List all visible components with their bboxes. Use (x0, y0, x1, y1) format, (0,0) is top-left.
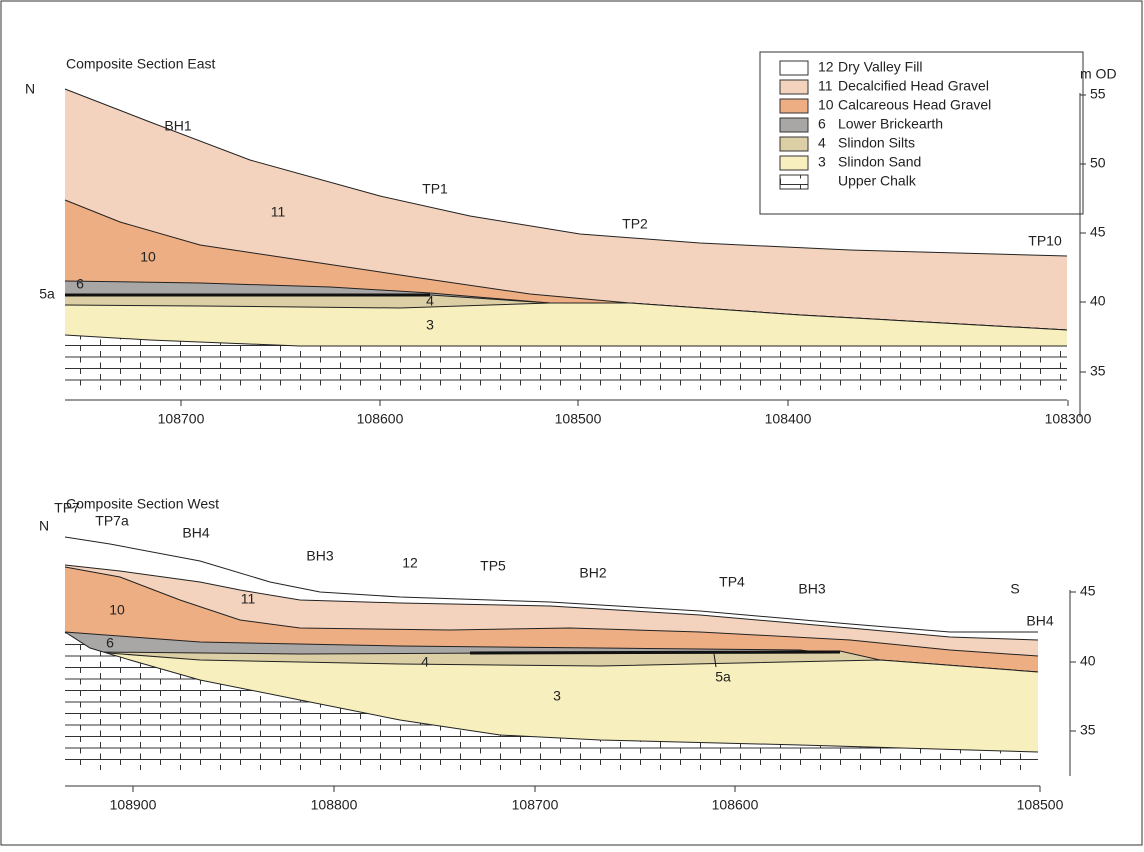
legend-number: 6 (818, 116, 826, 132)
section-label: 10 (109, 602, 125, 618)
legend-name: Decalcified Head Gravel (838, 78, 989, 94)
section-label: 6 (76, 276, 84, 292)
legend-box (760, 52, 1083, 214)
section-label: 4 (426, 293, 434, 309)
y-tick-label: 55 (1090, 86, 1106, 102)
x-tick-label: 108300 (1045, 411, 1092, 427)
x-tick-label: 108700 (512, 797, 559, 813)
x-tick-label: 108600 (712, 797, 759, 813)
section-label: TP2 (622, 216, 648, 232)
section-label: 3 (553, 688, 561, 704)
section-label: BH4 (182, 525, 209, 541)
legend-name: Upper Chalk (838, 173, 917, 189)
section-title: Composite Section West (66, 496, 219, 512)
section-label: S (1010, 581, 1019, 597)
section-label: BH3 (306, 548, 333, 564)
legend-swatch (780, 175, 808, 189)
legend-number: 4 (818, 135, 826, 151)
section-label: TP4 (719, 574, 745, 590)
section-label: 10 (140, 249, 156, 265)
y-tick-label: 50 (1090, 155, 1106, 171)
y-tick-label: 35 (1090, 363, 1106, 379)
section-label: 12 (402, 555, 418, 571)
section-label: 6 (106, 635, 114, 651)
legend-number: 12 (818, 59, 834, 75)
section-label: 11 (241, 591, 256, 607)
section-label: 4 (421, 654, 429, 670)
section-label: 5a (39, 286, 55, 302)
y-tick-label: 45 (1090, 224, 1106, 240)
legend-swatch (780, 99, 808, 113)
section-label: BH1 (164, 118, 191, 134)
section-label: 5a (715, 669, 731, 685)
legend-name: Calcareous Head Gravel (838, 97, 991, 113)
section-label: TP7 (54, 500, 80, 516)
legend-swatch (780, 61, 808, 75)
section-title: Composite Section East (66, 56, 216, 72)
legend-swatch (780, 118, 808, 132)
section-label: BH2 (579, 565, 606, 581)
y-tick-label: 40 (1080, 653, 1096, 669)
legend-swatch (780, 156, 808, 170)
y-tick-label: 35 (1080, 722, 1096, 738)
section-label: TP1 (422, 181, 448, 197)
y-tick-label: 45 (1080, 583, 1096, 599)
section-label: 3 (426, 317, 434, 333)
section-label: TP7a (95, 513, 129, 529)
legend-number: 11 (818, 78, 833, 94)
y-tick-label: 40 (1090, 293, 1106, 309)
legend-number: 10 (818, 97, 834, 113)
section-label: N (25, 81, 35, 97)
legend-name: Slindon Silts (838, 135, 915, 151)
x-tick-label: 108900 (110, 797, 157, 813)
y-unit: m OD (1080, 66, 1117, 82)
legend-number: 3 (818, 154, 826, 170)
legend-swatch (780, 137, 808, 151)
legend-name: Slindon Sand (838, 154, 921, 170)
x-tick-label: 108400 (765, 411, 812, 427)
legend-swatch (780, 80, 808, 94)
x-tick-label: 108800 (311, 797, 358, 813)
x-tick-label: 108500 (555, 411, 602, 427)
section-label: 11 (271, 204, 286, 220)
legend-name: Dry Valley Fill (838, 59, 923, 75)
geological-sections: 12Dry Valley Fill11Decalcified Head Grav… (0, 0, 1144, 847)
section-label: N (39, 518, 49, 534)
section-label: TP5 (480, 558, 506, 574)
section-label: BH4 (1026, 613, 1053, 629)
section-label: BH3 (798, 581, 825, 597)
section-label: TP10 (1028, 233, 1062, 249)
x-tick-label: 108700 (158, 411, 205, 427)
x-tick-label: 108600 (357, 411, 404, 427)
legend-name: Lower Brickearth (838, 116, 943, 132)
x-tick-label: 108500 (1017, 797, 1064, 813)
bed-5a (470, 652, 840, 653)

-----

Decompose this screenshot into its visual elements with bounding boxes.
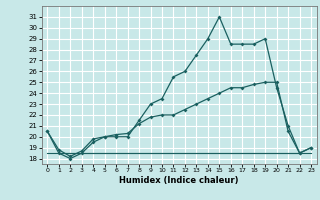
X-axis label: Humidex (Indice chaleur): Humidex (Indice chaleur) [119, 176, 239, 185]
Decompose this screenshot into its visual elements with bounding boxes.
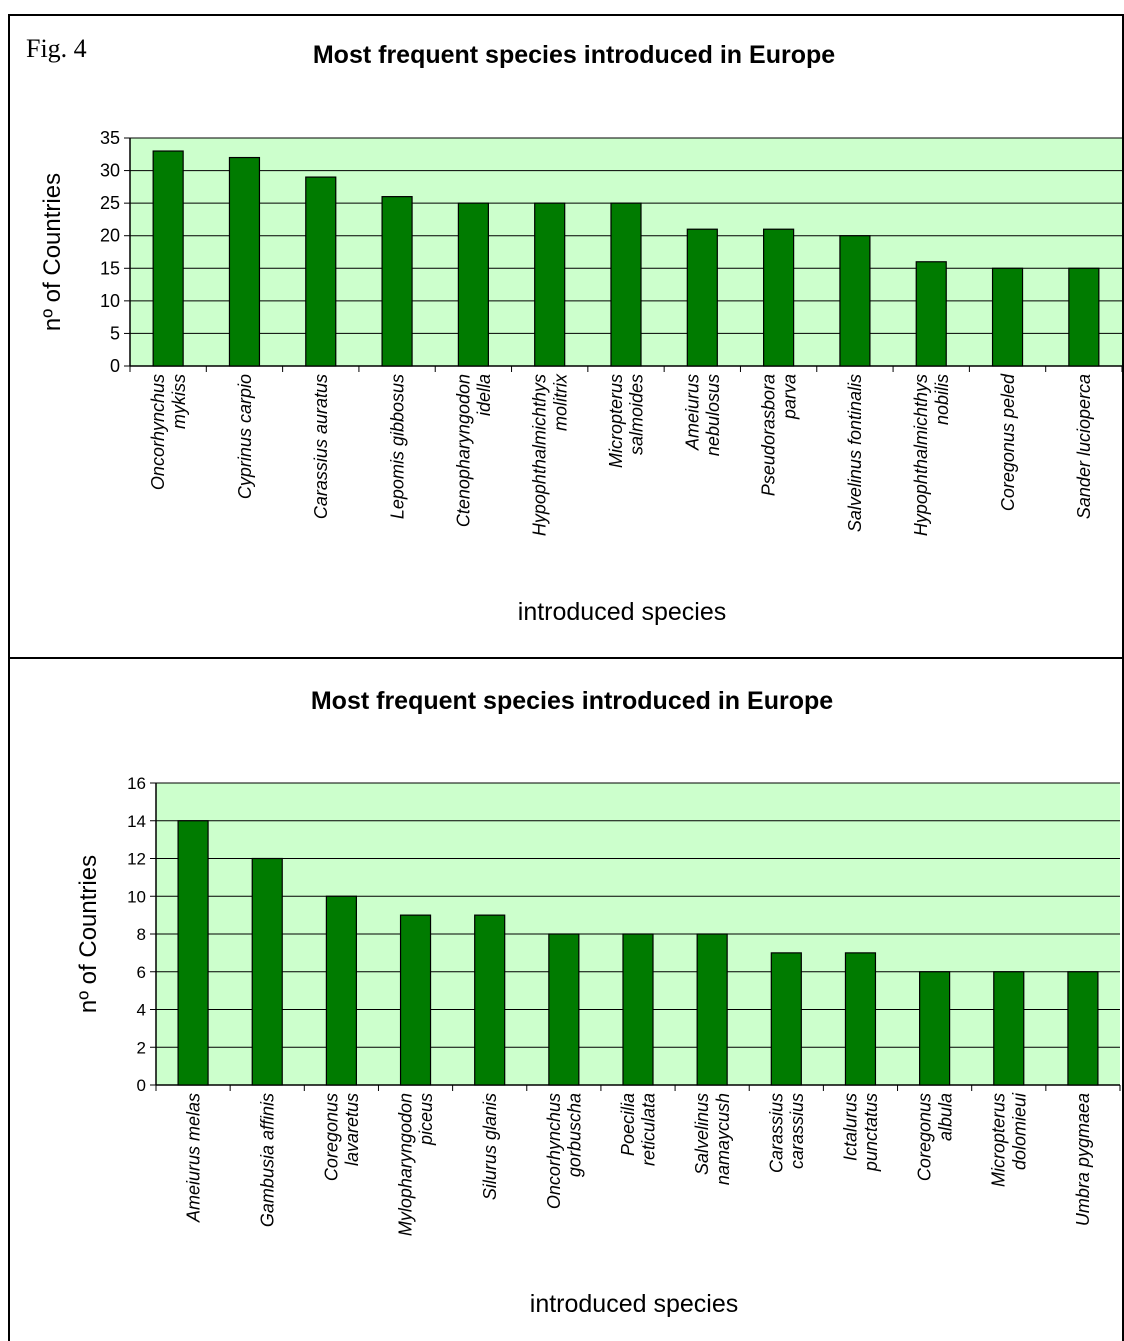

-----

Please write out the lines starting with the one containing "List all visible" and going on through the one containing "section-title: Composite Section West", swapping "x-tick-label" for "x-axis-label" and leaving everything else as it is. Omit the pictures from your answer.

List all visible components with their bboxes. Use (x0, y0, x1, y1) format, (0,0) is top-left.
legend-number: 6 (818, 116, 826, 132)
section-label: 10 (109, 602, 125, 618)
legend-name: Decalcified Head Gravel (838, 78, 989, 94)
section-label: 6 (76, 276, 84, 292)
legend-box (760, 52, 1083, 214)
section-label: 4 (426, 293, 434, 309)
y-tick-label: 55 (1090, 86, 1106, 102)
x-axis-label: 108300 (1045, 411, 1092, 427)
x-axis-label: 108700 (512, 797, 559, 813)
x-axis-label: 108600 (712, 797, 759, 813)
section-label: TP2 (622, 216, 648, 232)
section-label: 3 (553, 688, 561, 704)
section-label: BH4 (182, 525, 209, 541)
legend-name: Upper Chalk (838, 173, 917, 189)
section-title: Composite Section West (66, 496, 219, 512)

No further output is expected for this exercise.